[Extracted records]

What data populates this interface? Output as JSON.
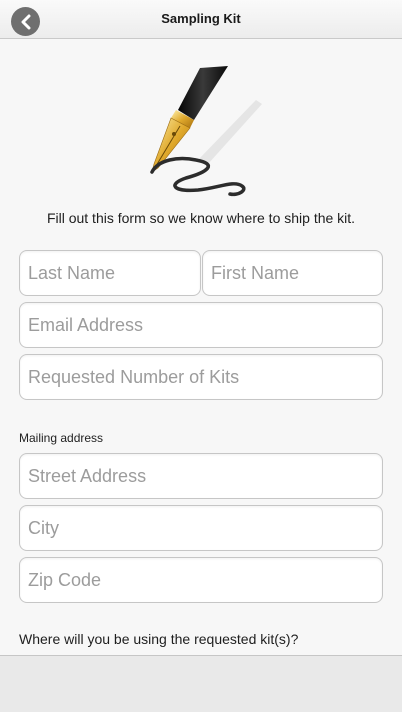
{
  "header": {
    "title": "Sampling Kit",
    "back_icon": "chevron-left-icon"
  },
  "illustration": {
    "icon": "fountain-pen-signature-icon"
  },
  "intro_text": "Fill out this form so we know where to ship the kit.",
  "form": {
    "last_name": {
      "placeholder": "Last Name",
      "value": ""
    },
    "first_name": {
      "placeholder": "First Name",
      "value": ""
    },
    "email": {
      "placeholder": "Email Address",
      "value": ""
    },
    "kits": {
      "placeholder": "Requested Number of Kits",
      "value": ""
    },
    "mailing_label": "Mailing address",
    "street": {
      "placeholder": "Street Address",
      "value": ""
    },
    "city": {
      "placeholder": "City",
      "value": ""
    },
    "zip": {
      "placeholder": "Zip Code",
      "value": ""
    },
    "usage_question": "Where will you be using the requested kit(s)?"
  },
  "colors": {
    "header_bg": "#f2f2f2",
    "back_button": "#6f6f6f",
    "field_border": "#c6c6c6",
    "placeholder": "#9c9c9c"
  }
}
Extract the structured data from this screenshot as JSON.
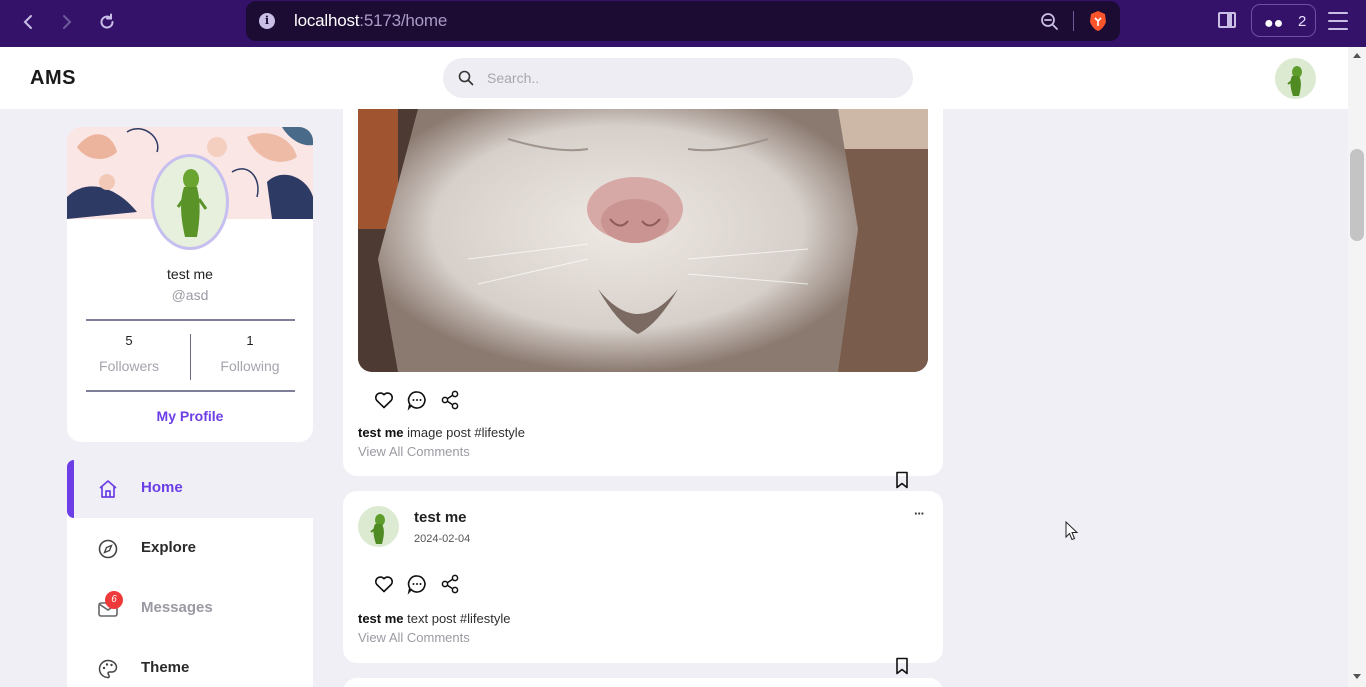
{
  "browser": {
    "url_host": "localhost",
    "url_path": ":5173/home",
    "tab_count": "2",
    "accent": "#34126a"
  },
  "app": {
    "brand": "AMS",
    "search_placeholder": "Search..",
    "primary_color": "#6c3ee6"
  },
  "profile": {
    "name": "test me",
    "handle": "@asd",
    "stats": [
      {
        "value": "5",
        "label": "Followers"
      },
      {
        "value": "1",
        "label": "Following"
      }
    ],
    "link_label": "My Profile"
  },
  "nav": {
    "items": [
      {
        "label": "Home",
        "icon": "home-icon",
        "active": true
      },
      {
        "label": "Explore",
        "icon": "compass-icon",
        "active": false
      },
      {
        "label": "Messages",
        "icon": "mail-icon",
        "active": false,
        "badge": "6"
      },
      {
        "label": "Theme",
        "icon": "palette-icon",
        "active": false
      }
    ]
  },
  "feed": {
    "posts": [
      {
        "caption_user": "test me",
        "caption_text": " image post #lifestyle",
        "comments_link": "View All Comments"
      },
      {
        "author": "test me",
        "date": "2024-02-04",
        "more": "···",
        "caption_user": "test me",
        "caption_text": " text post #lifestyle",
        "comments_link": "View All Comments"
      }
    ]
  }
}
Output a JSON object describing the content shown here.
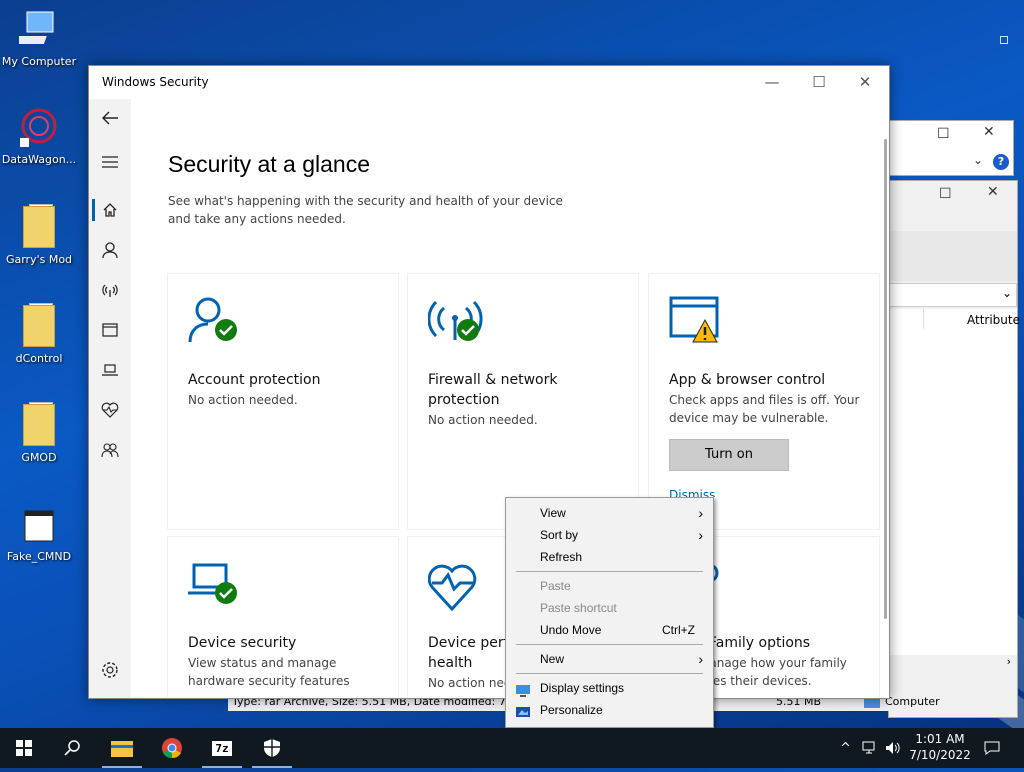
{
  "desktop": {
    "icons": [
      {
        "label": "My Computer",
        "icon": "computer-icon"
      },
      {
        "label": "DataWagon...",
        "icon": "datawagon-icon"
      },
      {
        "label": "Garry's Mod",
        "icon": "folder-icon"
      },
      {
        "label": "dControl",
        "icon": "folder-icon"
      },
      {
        "label": "GMOD",
        "icon": "folder-icon"
      },
      {
        "label": "Fake_CMND",
        "icon": "window-icon"
      }
    ]
  },
  "background_windows": {
    "column_header": "Attribute",
    "status_text": "Type: rar Archive, Size: 5.51 MB, Date modified: 7/10/...",
    "status_size": "5.51 MB",
    "status_location": "Computer"
  },
  "window": {
    "title": "Windows Security",
    "heading": "Security at a glance",
    "subheading": "See what's happening with the security and health of your device and take any actions needed.",
    "cards": [
      {
        "title": "Account protection",
        "desc": "No action needed.",
        "status": "ok"
      },
      {
        "title": "Firewall & network protection",
        "desc": "No action needed.",
        "status": "ok"
      },
      {
        "title": "App & browser control",
        "desc": "Check apps and files is off. Your device may be vulnerable.",
        "status": "warning",
        "button": "Turn on",
        "link": "Dismiss"
      },
      {
        "title": "Device security",
        "desc": "View status and manage hardware security features",
        "status": "ok"
      },
      {
        "title": "Device performance & health",
        "desc": "No action needed.",
        "status": "none"
      },
      {
        "title": "Family options",
        "desc": "Manage how your family uses their devices.",
        "status": "none"
      }
    ]
  },
  "context_menu": {
    "items": [
      {
        "label": "View",
        "submenu": true
      },
      {
        "label": "Sort by",
        "submenu": true
      },
      {
        "label": "Refresh"
      },
      {
        "label": "Paste",
        "disabled": true
      },
      {
        "label": "Paste shortcut",
        "disabled": true
      },
      {
        "label": "Undo Move",
        "shortcut": "Ctrl+Z"
      },
      {
        "label": "New",
        "submenu": true
      },
      {
        "label": "Display settings"
      },
      {
        "label": "Personalize"
      }
    ]
  },
  "taskbar": {
    "apps": [
      "start-icon",
      "search-icon",
      "file-explorer-icon",
      "chrome-icon",
      "7zip-icon",
      "windows-security-icon"
    ],
    "time": "1:01 AM",
    "date": "7/10/2022"
  },
  "colors": {
    "accent": "#0063b1",
    "ok": "#107c10",
    "warning": "#ffb900"
  }
}
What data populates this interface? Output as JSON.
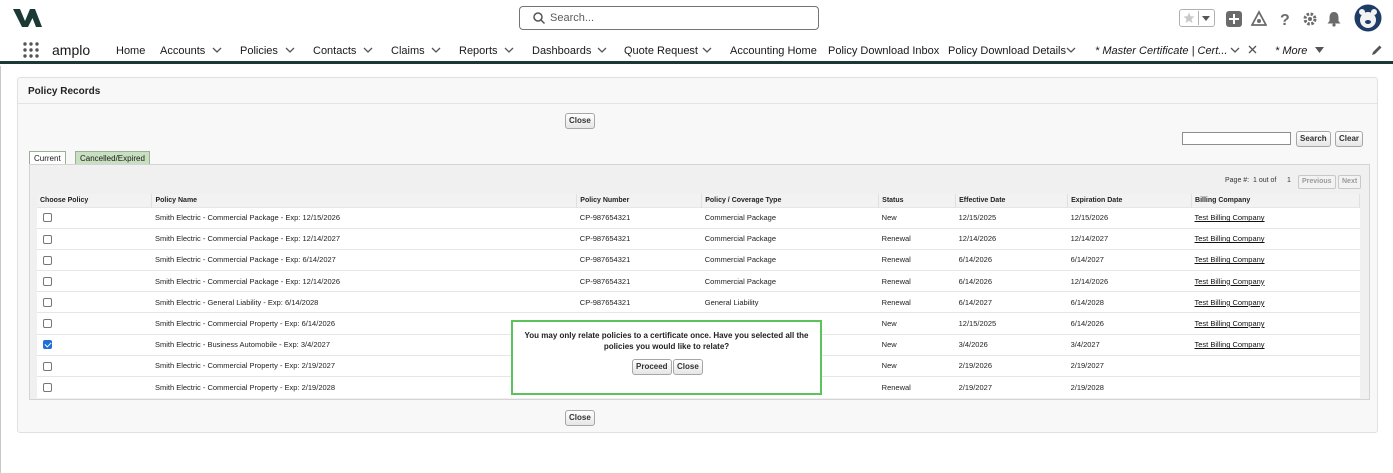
{
  "header": {
    "search_placeholder": "Search..."
  },
  "nav": {
    "app_name": "amplo",
    "items": [
      {
        "label": "Home",
        "has_menu": false
      },
      {
        "label": "Accounts",
        "has_menu": true
      },
      {
        "label": "Policies",
        "has_menu": true
      },
      {
        "label": "Contacts",
        "has_menu": true
      },
      {
        "label": "Claims",
        "has_menu": true
      },
      {
        "label": "Reports",
        "has_menu": true
      },
      {
        "label": "Dashboards",
        "has_menu": true
      },
      {
        "label": "Quote Request",
        "has_menu": true
      },
      {
        "label": "Accounting Home",
        "has_menu": false
      },
      {
        "label": "Policy Download Inbox",
        "has_menu": false
      },
      {
        "label": "Policy Download Details",
        "has_menu": true
      }
    ],
    "active_tab": "* Master Certificate | Cert...",
    "more": "* More"
  },
  "panel": {
    "title": "Policy Records",
    "close_label": "Close",
    "search_label": "Search",
    "clear_label": "Clear",
    "tabs": [
      "Current",
      "Cancelled/Expired"
    ],
    "page_label": "Page #:",
    "page_info": "1 out of",
    "page_total": "1",
    "previous_label": "Previous",
    "next_label": "Next"
  },
  "table": {
    "headers": [
      "Choose Policy",
      "Policy Name",
      "Policy Number",
      "Policy / Coverage Type",
      "Status",
      "Effective Date",
      "Expiration Date",
      "Billing Company"
    ],
    "rows": [
      {
        "checked": false,
        "name": "Smith Electric - Commercial Package - Exp: 12/15/2026",
        "number": "CP-987654321",
        "type": "Commercial Package",
        "status": "New",
        "effective": "12/15/2025",
        "expiration": "12/15/2026",
        "billing": "Test Billing Company"
      },
      {
        "checked": false,
        "name": "Smith Electric - Commercial Package - Exp: 12/14/2027",
        "number": "CP-987654321",
        "type": "Commercial Package",
        "status": "Renewal",
        "effective": "12/14/2026",
        "expiration": "12/14/2027",
        "billing": "Test Billing Company"
      },
      {
        "checked": false,
        "name": "Smith Electric - Commercial Package - Exp: 6/14/2027",
        "number": "CP-987654321",
        "type": "Commercial Package",
        "status": "Renewal",
        "effective": "6/14/2026",
        "expiration": "6/14/2027",
        "billing": "Test Billing Company"
      },
      {
        "checked": false,
        "name": "Smith Electric - Commercial Package - Exp: 12/14/2026",
        "number": "CP-987654321",
        "type": "Commercial Package",
        "status": "Renewal",
        "effective": "6/14/2026",
        "expiration": "12/14/2026",
        "billing": "Test Billing Company"
      },
      {
        "checked": false,
        "name": "Smith Electric - General Liability - Exp: 6/14/2028",
        "number": "CP-987654321",
        "type": "General Liability",
        "status": "Renewal",
        "effective": "6/14/2027",
        "expiration": "6/14/2028",
        "billing": "Test Billing Company"
      },
      {
        "checked": false,
        "name": "Smith Electric - Commercial Property - Exp: 6/14/2026",
        "number": "",
        "type": "",
        "status": "New",
        "effective": "12/15/2025",
        "expiration": "6/14/2026",
        "billing": "Test Billing Company"
      },
      {
        "checked": true,
        "name": "Smith Electric - Business Automobile - Exp: 3/4/2027",
        "number": "",
        "type": "",
        "status": "New",
        "effective": "3/4/2026",
        "expiration": "3/4/2027",
        "billing": "Test Billing Company"
      },
      {
        "checked": false,
        "name": "Smith Electric - Commercial Property - Exp: 2/19/2027",
        "number": "",
        "type": "",
        "status": "New",
        "effective": "2/19/2026",
        "expiration": "2/19/2027",
        "billing": ""
      },
      {
        "checked": false,
        "name": "Smith Electric - Commercial Property - Exp: 2/19/2028",
        "number": "",
        "type": "",
        "status": "Renewal",
        "effective": "2/19/2027",
        "expiration": "2/19/2028",
        "billing": ""
      }
    ]
  },
  "dialog": {
    "message": "You may only relate policies to a certificate once. Have you selected all the policies you would like to relate?",
    "proceed_label": "Proceed",
    "close_label": "Close"
  },
  "colors": {
    "nav_border": "#1b3a35",
    "dialog_border": "#5cc35c",
    "tab_inactive": "#c8e0c0",
    "checkbox_checked": "#1f6fd6"
  }
}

→ **TASK OBJECTIVE**
Among the lines of the data, identify those with the word "JSON". Copy each of them.

→ **FULL SOLUTION**
What data populates this interface? Output as JSON.
Extract the structured data from this screenshot as JSON.
Output a JSON object describing the content shown here.
What data populates this interface? Output as JSON.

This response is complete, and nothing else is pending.